What is the number of lines containing the word "importance"? Please answer with that number and nothing more.

━━━━━ Raw records ━━━━━

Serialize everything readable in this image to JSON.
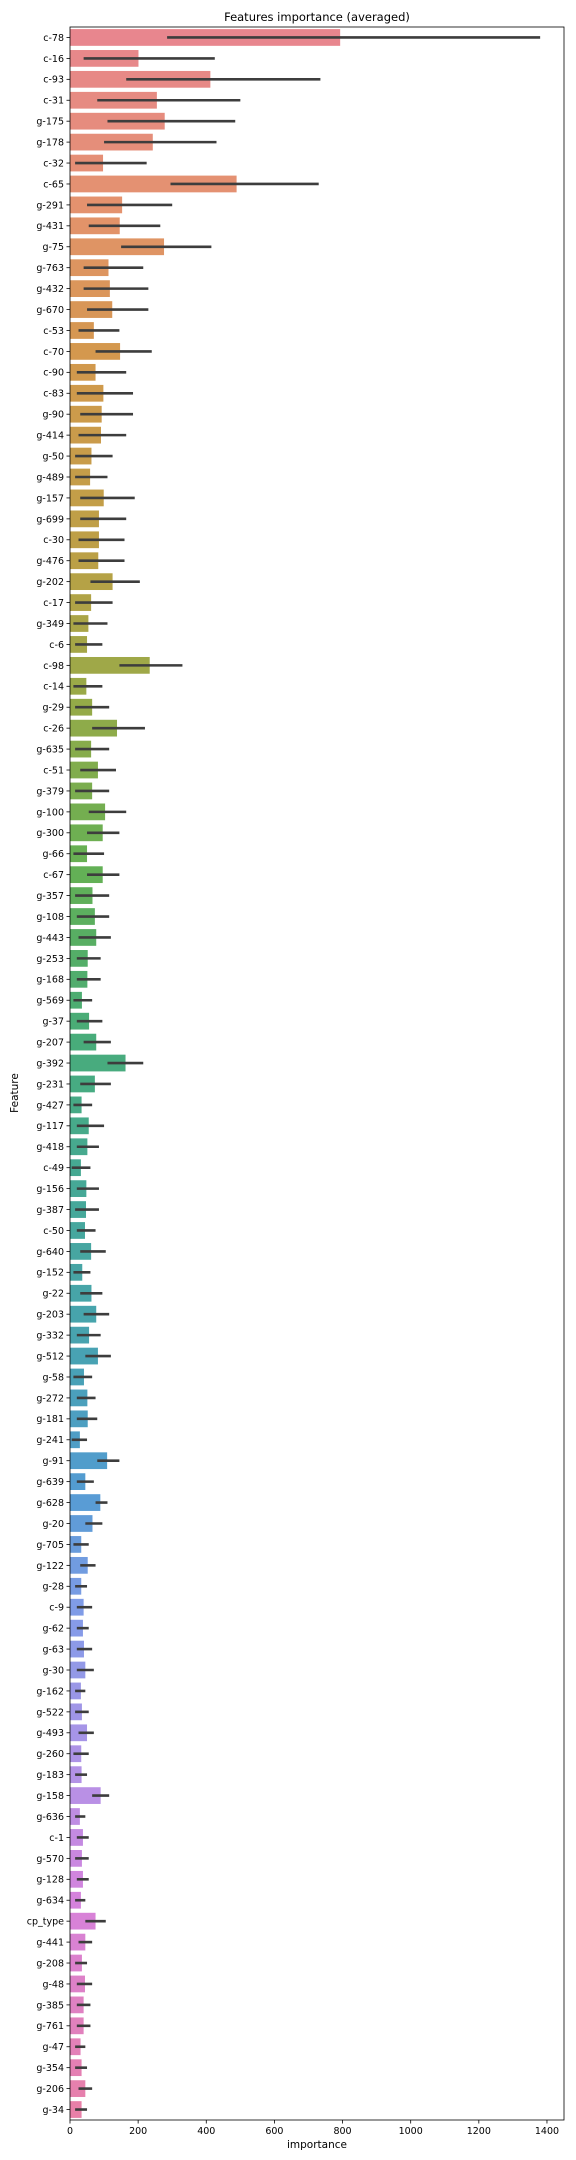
{
  "chart_data": {
    "type": "bar",
    "orientation": "horizontal",
    "title": "Features importance (averaged)",
    "xlabel": "importance",
    "ylabel": "Feature",
    "xlim": [
      0,
      1450
    ],
    "xticks": [
      0,
      200,
      400,
      600,
      800,
      1000,
      1200,
      1400
    ],
    "grid": false,
    "palette": "husl",
    "categories": [
      "c-78",
      "c-16",
      "c-93",
      "c-31",
      "g-175",
      "g-178",
      "c-32",
      "c-65",
      "g-291",
      "g-431",
      "g-75",
      "g-763",
      "g-432",
      "g-670",
      "c-53",
      "c-70",
      "c-90",
      "c-83",
      "g-90",
      "g-414",
      "g-50",
      "g-489",
      "g-157",
      "g-699",
      "c-30",
      "g-476",
      "g-202",
      "c-17",
      "g-349",
      "c-6",
      "c-98",
      "c-14",
      "g-29",
      "c-26",
      "g-635",
      "c-51",
      "g-379",
      "g-100",
      "g-300",
      "g-66",
      "c-67",
      "g-357",
      "g-108",
      "g-443",
      "g-253",
      "g-168",
      "g-569",
      "g-37",
      "g-207",
      "g-392",
      "g-231",
      "g-427",
      "g-117",
      "g-418",
      "c-49",
      "g-156",
      "g-387",
      "c-50",
      "g-640",
      "g-152",
      "g-22",
      "g-203",
      "g-332",
      "g-512",
      "g-58",
      "g-272",
      "g-181",
      "g-241",
      "g-91",
      "g-639",
      "g-628",
      "g-20",
      "g-705",
      "g-122",
      "g-28",
      "c-9",
      "g-62",
      "g-63",
      "g-30",
      "g-162",
      "g-522",
      "g-493",
      "g-260",
      "g-183",
      "g-158",
      "g-636",
      "c-1",
      "g-570",
      "g-128",
      "g-634",
      "cp_type",
      "g-441",
      "g-208",
      "g-48",
      "g-385",
      "g-761",
      "g-47",
      "g-354",
      "g-206",
      "g-34"
    ],
    "values": [
      793,
      201,
      412,
      255,
      278,
      243,
      97,
      489,
      153,
      146,
      276,
      113,
      117,
      124,
      70,
      147,
      75,
      98,
      93,
      91,
      63,
      59,
      99,
      85,
      85,
      83,
      125,
      62,
      54,
      50,
      234,
      48,
      65,
      138,
      62,
      82,
      65,
      103,
      96,
      50,
      96,
      66,
      73,
      77,
      52,
      51,
      35,
      56,
      77,
      163,
      73,
      34,
      55,
      51,
      32,
      48,
      47,
      44,
      62,
      36,
      63,
      77,
      56,
      82,
      41,
      51,
      52,
      29,
      109,
      45,
      89,
      66,
      33,
      52,
      33,
      40,
      38,
      41,
      45,
      32,
      35,
      50,
      33,
      34,
      90,
      29,
      38,
      35,
      38,
      32,
      75,
      45,
      35,
      44,
      40,
      40,
      31,
      34,
      45,
      34
    ],
    "errors": [
      [
        285,
        1380
      ],
      [
        40,
        425
      ],
      [
        165,
        735
      ],
      [
        80,
        500
      ],
      [
        110,
        485
      ],
      [
        100,
        430
      ],
      [
        15,
        225
      ],
      [
        295,
        730
      ],
      [
        50,
        300
      ],
      [
        55,
        265
      ],
      [
        150,
        415
      ],
      [
        40,
        215
      ],
      [
        40,
        230
      ],
      [
        50,
        230
      ],
      [
        25,
        145
      ],
      [
        75,
        240
      ],
      [
        20,
        165
      ],
      [
        20,
        185
      ],
      [
        30,
        185
      ],
      [
        25,
        165
      ],
      [
        15,
        125
      ],
      [
        15,
        110
      ],
      [
        30,
        190
      ],
      [
        30,
        165
      ],
      [
        25,
        160
      ],
      [
        25,
        160
      ],
      [
        60,
        205
      ],
      [
        15,
        125
      ],
      [
        10,
        110
      ],
      [
        15,
        95
      ],
      [
        145,
        330
      ],
      [
        10,
        95
      ],
      [
        15,
        115
      ],
      [
        65,
        220
      ],
      [
        15,
        115
      ],
      [
        30,
        135
      ],
      [
        15,
        115
      ],
      [
        55,
        165
      ],
      [
        50,
        145
      ],
      [
        10,
        100
      ],
      [
        50,
        145
      ],
      [
        15,
        115
      ],
      [
        20,
        115
      ],
      [
        25,
        120
      ],
      [
        20,
        90
      ],
      [
        20,
        90
      ],
      [
        10,
        65
      ],
      [
        20,
        95
      ],
      [
        40,
        120
      ],
      [
        110,
        215
      ],
      [
        30,
        120
      ],
      [
        10,
        65
      ],
      [
        20,
        100
      ],
      [
        20,
        85
      ],
      [
        5,
        60
      ],
      [
        20,
        85
      ],
      [
        15,
        85
      ],
      [
        20,
        75
      ],
      [
        30,
        105
      ],
      [
        10,
        60
      ],
      [
        30,
        95
      ],
      [
        40,
        115
      ],
      [
        20,
        90
      ],
      [
        45,
        120
      ],
      [
        10,
        65
      ],
      [
        20,
        75
      ],
      [
        20,
        80
      ],
      [
        5,
        50
      ],
      [
        80,
        145
      ],
      [
        20,
        70
      ],
      [
        75,
        110
      ],
      [
        45,
        95
      ],
      [
        10,
        55
      ],
      [
        30,
        75
      ],
      [
        15,
        50
      ],
      [
        20,
        65
      ],
      [
        20,
        55
      ],
      [
        20,
        65
      ],
      [
        20,
        70
      ],
      [
        15,
        45
      ],
      [
        15,
        55
      ],
      [
        25,
        70
      ],
      [
        10,
        55
      ],
      [
        15,
        50
      ],
      [
        65,
        115
      ],
      [
        15,
        45
      ],
      [
        20,
        55
      ],
      [
        15,
        55
      ],
      [
        20,
        55
      ],
      [
        15,
        45
      ],
      [
        45,
        105
      ],
      [
        25,
        65
      ],
      [
        15,
        50
      ],
      [
        20,
        65
      ],
      [
        20,
        60
      ],
      [
        20,
        60
      ],
      [
        15,
        45
      ],
      [
        15,
        50
      ],
      [
        25,
        65
      ],
      [
        15,
        50
      ]
    ]
  }
}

━━━━━

• _Exercise solution_
2